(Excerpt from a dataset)
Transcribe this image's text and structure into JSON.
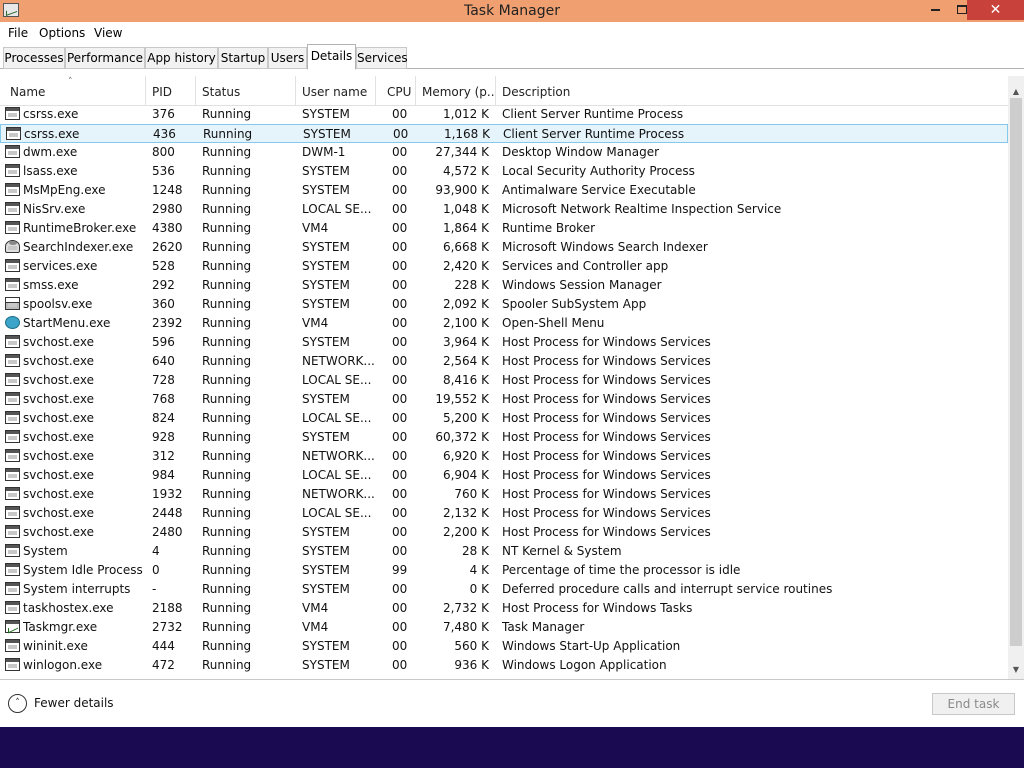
{
  "window": {
    "title": "Task Manager",
    "close_glyph": "✕"
  },
  "menu": [
    "File",
    "Options",
    "View"
  ],
  "tabs": [
    "Processes",
    "Performance",
    "App history",
    "Startup",
    "Users",
    "Details",
    "Services"
  ],
  "active_tab": "Details",
  "columns": [
    "Name",
    "PID",
    "Status",
    "User name",
    "CPU",
    "Memory (p...",
    "Description"
  ],
  "sort_indicator": "˄",
  "selected_row": 1,
  "processes": [
    {
      "name": "csrss.exe",
      "pid": "376",
      "status": "Running",
      "user": "SYSTEM",
      "cpu": "00",
      "memory": "1,012 K",
      "description": "Client Server Runtime Process",
      "icon": "generic-icon"
    },
    {
      "name": "csrss.exe",
      "pid": "436",
      "status": "Running",
      "user": "SYSTEM",
      "cpu": "00",
      "memory": "1,168 K",
      "description": "Client Server Runtime Process",
      "icon": "generic-icon"
    },
    {
      "name": "dwm.exe",
      "pid": "800",
      "status": "Running",
      "user": "DWM-1",
      "cpu": "00",
      "memory": "27,344 K",
      "description": "Desktop Window Manager",
      "icon": "generic-icon"
    },
    {
      "name": "lsass.exe",
      "pid": "536",
      "status": "Running",
      "user": "SYSTEM",
      "cpu": "00",
      "memory": "4,572 K",
      "description": "Local Security Authority Process",
      "icon": "generic-icon"
    },
    {
      "name": "MsMpEng.exe",
      "pid": "1248",
      "status": "Running",
      "user": "SYSTEM",
      "cpu": "00",
      "memory": "93,900 K",
      "description": "Antimalware Service Executable",
      "icon": "generic-icon"
    },
    {
      "name": "NisSrv.exe",
      "pid": "2980",
      "status": "Running",
      "user": "LOCAL SE...",
      "cpu": "00",
      "memory": "1,048 K",
      "description": "Microsoft Network Realtime Inspection Service",
      "icon": "generic-icon"
    },
    {
      "name": "RuntimeBroker.exe",
      "pid": "4380",
      "status": "Running",
      "user": "VM4",
      "cpu": "00",
      "memory": "1,864 K",
      "description": "Runtime Broker",
      "icon": "generic-icon"
    },
    {
      "name": "SearchIndexer.exe",
      "pid": "2620",
      "status": "Running",
      "user": "SYSTEM",
      "cpu": "00",
      "memory": "6,668 K",
      "description": "Microsoft Windows Search Indexer",
      "icon": "search-indexer-icon"
    },
    {
      "name": "services.exe",
      "pid": "528",
      "status": "Running",
      "user": "SYSTEM",
      "cpu": "00",
      "memory": "2,420 K",
      "description": "Services and Controller app",
      "icon": "generic-icon"
    },
    {
      "name": "smss.exe",
      "pid": "292",
      "status": "Running",
      "user": "SYSTEM",
      "cpu": "00",
      "memory": "228 K",
      "description": "Windows Session Manager",
      "icon": "generic-icon"
    },
    {
      "name": "spoolsv.exe",
      "pid": "360",
      "status": "Running",
      "user": "SYSTEM",
      "cpu": "00",
      "memory": "2,092 K",
      "description": "Spooler SubSystem App",
      "icon": "printer-icon"
    },
    {
      "name": "StartMenu.exe",
      "pid": "2392",
      "status": "Running",
      "user": "VM4",
      "cpu": "00",
      "memory": "2,100 K",
      "description": "Open-Shell Menu",
      "icon": "start-menu-icon"
    },
    {
      "name": "svchost.exe",
      "pid": "596",
      "status": "Running",
      "user": "SYSTEM",
      "cpu": "00",
      "memory": "3,964 K",
      "description": "Host Process for Windows Services",
      "icon": "generic-icon"
    },
    {
      "name": "svchost.exe",
      "pid": "640",
      "status": "Running",
      "user": "NETWORK...",
      "cpu": "00",
      "memory": "2,564 K",
      "description": "Host Process for Windows Services",
      "icon": "generic-icon"
    },
    {
      "name": "svchost.exe",
      "pid": "728",
      "status": "Running",
      "user": "LOCAL SE...",
      "cpu": "00",
      "memory": "8,416 K",
      "description": "Host Process for Windows Services",
      "icon": "generic-icon"
    },
    {
      "name": "svchost.exe",
      "pid": "768",
      "status": "Running",
      "user": "SYSTEM",
      "cpu": "00",
      "memory": "19,552 K",
      "description": "Host Process for Windows Services",
      "icon": "generic-icon"
    },
    {
      "name": "svchost.exe",
      "pid": "824",
      "status": "Running",
      "user": "LOCAL SE...",
      "cpu": "00",
      "memory": "5,200 K",
      "description": "Host Process for Windows Services",
      "icon": "generic-icon"
    },
    {
      "name": "svchost.exe",
      "pid": "928",
      "status": "Running",
      "user": "SYSTEM",
      "cpu": "00",
      "memory": "60,372 K",
      "description": "Host Process for Windows Services",
      "icon": "generic-icon"
    },
    {
      "name": "svchost.exe",
      "pid": "312",
      "status": "Running",
      "user": "NETWORK...",
      "cpu": "00",
      "memory": "6,920 K",
      "description": "Host Process for Windows Services",
      "icon": "generic-icon"
    },
    {
      "name": "svchost.exe",
      "pid": "984",
      "status": "Running",
      "user": "LOCAL SE...",
      "cpu": "00",
      "memory": "6,904 K",
      "description": "Host Process for Windows Services",
      "icon": "generic-icon"
    },
    {
      "name": "svchost.exe",
      "pid": "1932",
      "status": "Running",
      "user": "NETWORK...",
      "cpu": "00",
      "memory": "760 K",
      "description": "Host Process for Windows Services",
      "icon": "generic-icon"
    },
    {
      "name": "svchost.exe",
      "pid": "2448",
      "status": "Running",
      "user": "LOCAL SE...",
      "cpu": "00",
      "memory": "2,132 K",
      "description": "Host Process for Windows Services",
      "icon": "generic-icon"
    },
    {
      "name": "svchost.exe",
      "pid": "2480",
      "status": "Running",
      "user": "SYSTEM",
      "cpu": "00",
      "memory": "2,200 K",
      "description": "Host Process for Windows Services",
      "icon": "generic-icon"
    },
    {
      "name": "System",
      "pid": "4",
      "status": "Running",
      "user": "SYSTEM",
      "cpu": "00",
      "memory": "28 K",
      "description": "NT Kernel & System",
      "icon": "generic-icon"
    },
    {
      "name": "System Idle Process",
      "pid": "0",
      "status": "Running",
      "user": "SYSTEM",
      "cpu": "99",
      "memory": "4 K",
      "description": "Percentage of time the processor is idle",
      "icon": "generic-icon"
    },
    {
      "name": "System interrupts",
      "pid": "-",
      "status": "Running",
      "user": "SYSTEM",
      "cpu": "00",
      "memory": "0 K",
      "description": "Deferred procedure calls and interrupt service routines",
      "icon": "generic-icon"
    },
    {
      "name": "taskhostex.exe",
      "pid": "2188",
      "status": "Running",
      "user": "VM4",
      "cpu": "00",
      "memory": "2,732 K",
      "description": "Host Process for Windows Tasks",
      "icon": "generic-icon"
    },
    {
      "name": "Taskmgr.exe",
      "pid": "2732",
      "status": "Running",
      "user": "VM4",
      "cpu": "00",
      "memory": "7,480 K",
      "description": "Task Manager",
      "icon": "task-manager-icon"
    },
    {
      "name": "wininit.exe",
      "pid": "444",
      "status": "Running",
      "user": "SYSTEM",
      "cpu": "00",
      "memory": "560 K",
      "description": "Windows Start-Up Application",
      "icon": "generic-icon"
    },
    {
      "name": "winlogon.exe",
      "pid": "472",
      "status": "Running",
      "user": "SYSTEM",
      "cpu": "00",
      "memory": "936 K",
      "description": "Windows Logon Application",
      "icon": "generic-icon"
    }
  ],
  "footer": {
    "fewer_details": "Fewer details",
    "end_task": "End task"
  },
  "colors": {
    "titlebar": "#f0a070",
    "close_button": "#c8413a",
    "selection": "#e5f3fb",
    "selection_border": "#84c8eb",
    "desktop": "#1a0a52"
  }
}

**GIVEN PROBLEM:** Reproduce all entries exactly. Pictures do not belong in the copy.

**SOLUTION FOR THIS PROBLEM:**
Transcribe this image's text and structure into JSON.
{
  "window": {
    "title": "Task Manager",
    "close_glyph": "✕"
  },
  "menu": [
    "File",
    "Options",
    "View"
  ],
  "tabs": [
    "Processes",
    "Performance",
    "App history",
    "Startup",
    "Users",
    "Details",
    "Services"
  ],
  "active_tab": "Details",
  "columns": [
    "Name",
    "PID",
    "Status",
    "User name",
    "CPU",
    "Memory (p...",
    "Description"
  ],
  "sort_indicator": "˄",
  "selected_row": 1,
  "processes": [
    {
      "name": "csrss.exe",
      "pid": "376",
      "status": "Running",
      "user": "SYSTEM",
      "cpu": "00",
      "memory": "1,012 K",
      "description": "Client Server Runtime Process",
      "icon": "generic-icon"
    },
    {
      "name": "csrss.exe",
      "pid": "436",
      "status": "Running",
      "user": "SYSTEM",
      "cpu": "00",
      "memory": "1,168 K",
      "description": "Client Server Runtime Process",
      "icon": "generic-icon"
    },
    {
      "name": "dwm.exe",
      "pid": "800",
      "status": "Running",
      "user": "DWM-1",
      "cpu": "00",
      "memory": "27,344 K",
      "description": "Desktop Window Manager",
      "icon": "generic-icon"
    },
    {
      "name": "lsass.exe",
      "pid": "536",
      "status": "Running",
      "user": "SYSTEM",
      "cpu": "00",
      "memory": "4,572 K",
      "description": "Local Security Authority Process",
      "icon": "generic-icon"
    },
    {
      "name": "MsMpEng.exe",
      "pid": "1248",
      "status": "Running",
      "user": "SYSTEM",
      "cpu": "00",
      "memory": "93,900 K",
      "description": "Antimalware Service Executable",
      "icon": "generic-icon"
    },
    {
      "name": "NisSrv.exe",
      "pid": "2980",
      "status": "Running",
      "user": "LOCAL SE...",
      "cpu": "00",
      "memory": "1,048 K",
      "description": "Microsoft Network Realtime Inspection Service",
      "icon": "generic-icon"
    },
    {
      "name": "RuntimeBroker.exe",
      "pid": "4380",
      "status": "Running",
      "user": "VM4",
      "cpu": "00",
      "memory": "1,864 K",
      "description": "Runtime Broker",
      "icon": "generic-icon"
    },
    {
      "name": "SearchIndexer.exe",
      "pid": "2620",
      "status": "Running",
      "user": "SYSTEM",
      "cpu": "00",
      "memory": "6,668 K",
      "description": "Microsoft Windows Search Indexer",
      "icon": "search-indexer-icon"
    },
    {
      "name": "services.exe",
      "pid": "528",
      "status": "Running",
      "user": "SYSTEM",
      "cpu": "00",
      "memory": "2,420 K",
      "description": "Services and Controller app",
      "icon": "generic-icon"
    },
    {
      "name": "smss.exe",
      "pid": "292",
      "status": "Running",
      "user": "SYSTEM",
      "cpu": "00",
      "memory": "228 K",
      "description": "Windows Session Manager",
      "icon": "generic-icon"
    },
    {
      "name": "spoolsv.exe",
      "pid": "360",
      "status": "Running",
      "user": "SYSTEM",
      "cpu": "00",
      "memory": "2,092 K",
      "description": "Spooler SubSystem App",
      "icon": "printer-icon"
    },
    {
      "name": "StartMenu.exe",
      "pid": "2392",
      "status": "Running",
      "user": "VM4",
      "cpu": "00",
      "memory": "2,100 K",
      "description": "Open-Shell Menu",
      "icon": "start-menu-icon"
    },
    {
      "name": "svchost.exe",
      "pid": "596",
      "status": "Running",
      "user": "SYSTEM",
      "cpu": "00",
      "memory": "3,964 K",
      "description": "Host Process for Windows Services",
      "icon": "generic-icon"
    },
    {
      "name": "svchost.exe",
      "pid": "640",
      "status": "Running",
      "user": "NETWORK...",
      "cpu": "00",
      "memory": "2,564 K",
      "description": "Host Process for Windows Services",
      "icon": "generic-icon"
    },
    {
      "name": "svchost.exe",
      "pid": "728",
      "status": "Running",
      "user": "LOCAL SE...",
      "cpu": "00",
      "memory": "8,416 K",
      "description": "Host Process for Windows Services",
      "icon": "generic-icon"
    },
    {
      "name": "svchost.exe",
      "pid": "768",
      "status": "Running",
      "user": "SYSTEM",
      "cpu": "00",
      "memory": "19,552 K",
      "description": "Host Process for Windows Services",
      "icon": "generic-icon"
    },
    {
      "name": "svchost.exe",
      "pid": "824",
      "status": "Running",
      "user": "LOCAL SE...",
      "cpu": "00",
      "memory": "5,200 K",
      "description": "Host Process for Windows Services",
      "icon": "generic-icon"
    },
    {
      "name": "svchost.exe",
      "pid": "928",
      "status": "Running",
      "user": "SYSTEM",
      "cpu": "00",
      "memory": "60,372 K",
      "description": "Host Process for Windows Services",
      "icon": "generic-icon"
    },
    {
      "name": "svchost.exe",
      "pid": "312",
      "status": "Running",
      "user": "NETWORK...",
      "cpu": "00",
      "memory": "6,920 K",
      "description": "Host Process for Windows Services",
      "icon": "generic-icon"
    },
    {
      "name": "svchost.exe",
      "pid": "984",
      "status": "Running",
      "user": "LOCAL SE...",
      "cpu": "00",
      "memory": "6,904 K",
      "description": "Host Process for Windows Services",
      "icon": "generic-icon"
    },
    {
      "name": "svchost.exe",
      "pid": "1932",
      "status": "Running",
      "user": "NETWORK...",
      "cpu": "00",
      "memory": "760 K",
      "description": "Host Process for Windows Services",
      "icon": "generic-icon"
    },
    {
      "name": "svchost.exe",
      "pid": "2448",
      "status": "Running",
      "user": "LOCAL SE...",
      "cpu": "00",
      "memory": "2,132 K",
      "description": "Host Process for Windows Services",
      "icon": "generic-icon"
    },
    {
      "name": "svchost.exe",
      "pid": "2480",
      "status": "Running",
      "user": "SYSTEM",
      "cpu": "00",
      "memory": "2,200 K",
      "description": "Host Process for Windows Services",
      "icon": "generic-icon"
    },
    {
      "name": "System",
      "pid": "4",
      "status": "Running",
      "user": "SYSTEM",
      "cpu": "00",
      "memory": "28 K",
      "description": "NT Kernel & System",
      "icon": "generic-icon"
    },
    {
      "name": "System Idle Process",
      "pid": "0",
      "status": "Running",
      "user": "SYSTEM",
      "cpu": "99",
      "memory": "4 K",
      "description": "Percentage of time the processor is idle",
      "icon": "generic-icon"
    },
    {
      "name": "System interrupts",
      "pid": "-",
      "status": "Running",
      "user": "SYSTEM",
      "cpu": "00",
      "memory": "0 K",
      "description": "Deferred procedure calls and interrupt service routines",
      "icon": "generic-icon"
    },
    {
      "name": "taskhostex.exe",
      "pid": "2188",
      "status": "Running",
      "user": "VM4",
      "cpu": "00",
      "memory": "2,732 K",
      "description": "Host Process for Windows Tasks",
      "icon": "generic-icon"
    },
    {
      "name": "Taskmgr.exe",
      "pid": "2732",
      "status": "Running",
      "user": "VM4",
      "cpu": "00",
      "memory": "7,480 K",
      "description": "Task Manager",
      "icon": "task-manager-icon"
    },
    {
      "name": "wininit.exe",
      "pid": "444",
      "status": "Running",
      "user": "SYSTEM",
      "cpu": "00",
      "memory": "560 K",
      "description": "Windows Start-Up Application",
      "icon": "generic-icon"
    },
    {
      "name": "winlogon.exe",
      "pid": "472",
      "status": "Running",
      "user": "SYSTEM",
      "cpu": "00",
      "memory": "936 K",
      "description": "Windows Logon Application",
      "icon": "generic-icon"
    }
  ],
  "footer": {
    "fewer_details": "Fewer details",
    "end_task": "End task"
  },
  "colors": {
    "titlebar": "#f0a070",
    "close_button": "#c8413a",
    "selection": "#e5f3fb",
    "selection_border": "#84c8eb",
    "desktop": "#1a0a52"
  }
}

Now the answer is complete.